What the task asks
Rewrite the Hibernate passage from "Entity lifecycle states." down to "a managed one).", changing "transient" to "ephemeral".

Text for analysis

The introduction spells out the ergonomic payoff and its mechanism (Interacting.adoc): dirty checking means "after modifying an entity, we don't need to perform any explicit operation to ask Hibernate to propagate that change back to the database. Instead, the change will be automatically synchronized with the database when the session is flushed." This is the exact inverse of the functional mappers: where Ecto's Changeset, Diesel's AsChangeset, or SeaORM's ActiveModel make the change set an explicit value you hand over, Hibernate infers it by comparing each entity to its load-time snapshot.
Entity lifecycle states. An instance is in one of four states with respect to a session (Session.java): transient ("never persistent, and not associated with the Session"), persistent ("currently associated with the Session"), detached ("previously persistent, but not currently associated"), and removed (marked for deletion by remove()). Transitions are persist() (transient → persistent), remove() (persistent → removed), detach()/clear() (persistent → detached), and merge() (copy a detached instance's state onto a managed one).
Flush timing is implicit — and a documented foot-gun. SQL is not emitted when you call persist()/remove(); it is emitted at flush (Session.java): "SQL statements are often not executed synchronously by the methods of the Session interface." By default a flush is triggered (Interacting.adoc) "when the current transaction commits," "before execution of a query whose result would be affected by the synchronization of dirty state," or when the program calls flush(). Flushing "is a somewhat expensive operation (the session must dirty-check every entity in the persistence context)," and switching the FlushMode to COMMIT to skip pre-query flushes means "queries might return stale data" — the classic surprise.

Data for review
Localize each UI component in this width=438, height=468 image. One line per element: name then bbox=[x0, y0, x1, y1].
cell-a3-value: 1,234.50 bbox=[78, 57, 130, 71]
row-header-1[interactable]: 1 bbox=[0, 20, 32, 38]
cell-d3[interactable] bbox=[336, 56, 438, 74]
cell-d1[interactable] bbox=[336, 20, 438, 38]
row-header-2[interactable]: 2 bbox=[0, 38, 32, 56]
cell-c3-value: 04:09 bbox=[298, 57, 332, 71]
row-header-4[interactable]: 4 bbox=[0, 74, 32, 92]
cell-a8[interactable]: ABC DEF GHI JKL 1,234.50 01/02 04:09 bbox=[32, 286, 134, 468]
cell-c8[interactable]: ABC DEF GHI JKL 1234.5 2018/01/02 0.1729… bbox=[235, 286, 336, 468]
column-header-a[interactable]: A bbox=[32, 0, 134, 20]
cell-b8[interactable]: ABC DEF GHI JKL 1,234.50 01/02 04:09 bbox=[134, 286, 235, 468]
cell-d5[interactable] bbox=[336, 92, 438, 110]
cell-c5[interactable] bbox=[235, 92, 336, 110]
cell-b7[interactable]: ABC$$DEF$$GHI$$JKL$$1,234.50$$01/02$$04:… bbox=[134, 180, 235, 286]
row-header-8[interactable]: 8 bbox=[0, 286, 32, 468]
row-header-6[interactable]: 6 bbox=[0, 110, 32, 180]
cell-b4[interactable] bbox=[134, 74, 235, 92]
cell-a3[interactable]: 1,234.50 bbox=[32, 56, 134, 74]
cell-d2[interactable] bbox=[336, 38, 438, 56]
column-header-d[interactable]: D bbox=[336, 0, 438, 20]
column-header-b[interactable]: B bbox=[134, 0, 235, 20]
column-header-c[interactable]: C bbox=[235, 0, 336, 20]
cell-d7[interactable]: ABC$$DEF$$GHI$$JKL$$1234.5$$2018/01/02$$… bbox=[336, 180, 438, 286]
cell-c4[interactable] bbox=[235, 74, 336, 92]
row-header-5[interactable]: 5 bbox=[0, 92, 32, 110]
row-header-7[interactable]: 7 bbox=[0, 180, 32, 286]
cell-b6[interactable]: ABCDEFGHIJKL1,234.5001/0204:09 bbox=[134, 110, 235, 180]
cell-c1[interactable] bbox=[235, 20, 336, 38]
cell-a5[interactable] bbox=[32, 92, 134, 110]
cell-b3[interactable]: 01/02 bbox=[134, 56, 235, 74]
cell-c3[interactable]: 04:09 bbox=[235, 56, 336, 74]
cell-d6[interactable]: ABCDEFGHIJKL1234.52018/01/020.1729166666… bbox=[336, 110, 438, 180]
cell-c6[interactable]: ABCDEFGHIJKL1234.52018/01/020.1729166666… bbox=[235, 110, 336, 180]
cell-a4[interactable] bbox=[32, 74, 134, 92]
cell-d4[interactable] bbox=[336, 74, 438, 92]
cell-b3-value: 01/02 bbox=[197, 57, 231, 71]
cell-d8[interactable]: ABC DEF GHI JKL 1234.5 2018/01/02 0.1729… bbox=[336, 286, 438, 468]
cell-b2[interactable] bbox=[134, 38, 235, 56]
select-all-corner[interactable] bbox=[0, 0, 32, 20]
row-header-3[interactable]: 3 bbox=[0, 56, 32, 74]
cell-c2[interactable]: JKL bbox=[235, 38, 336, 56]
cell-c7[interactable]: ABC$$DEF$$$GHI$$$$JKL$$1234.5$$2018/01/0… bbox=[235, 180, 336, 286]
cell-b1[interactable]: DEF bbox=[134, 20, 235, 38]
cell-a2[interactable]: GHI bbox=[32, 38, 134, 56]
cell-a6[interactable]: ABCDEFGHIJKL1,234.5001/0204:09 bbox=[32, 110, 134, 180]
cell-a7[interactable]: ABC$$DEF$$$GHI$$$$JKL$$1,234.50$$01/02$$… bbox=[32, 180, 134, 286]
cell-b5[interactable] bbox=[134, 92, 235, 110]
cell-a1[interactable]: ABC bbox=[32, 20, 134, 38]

Result for this task
Entity lifecycle states. An instance is in one of four states with respect to a session (Session.java): ephemeral ("never persistent, and not associated with the Session"), persistent ("currently associated with the Session"), detached ("previously persistent, but not currently associated"), and removed (marked for deletion by remove()). Transitions are persist() (ephemeral → persistent), remove() (persistent → removed), detach()/clear() (persistent → detached), and merge() (copy a detached instance's state onto a managed one).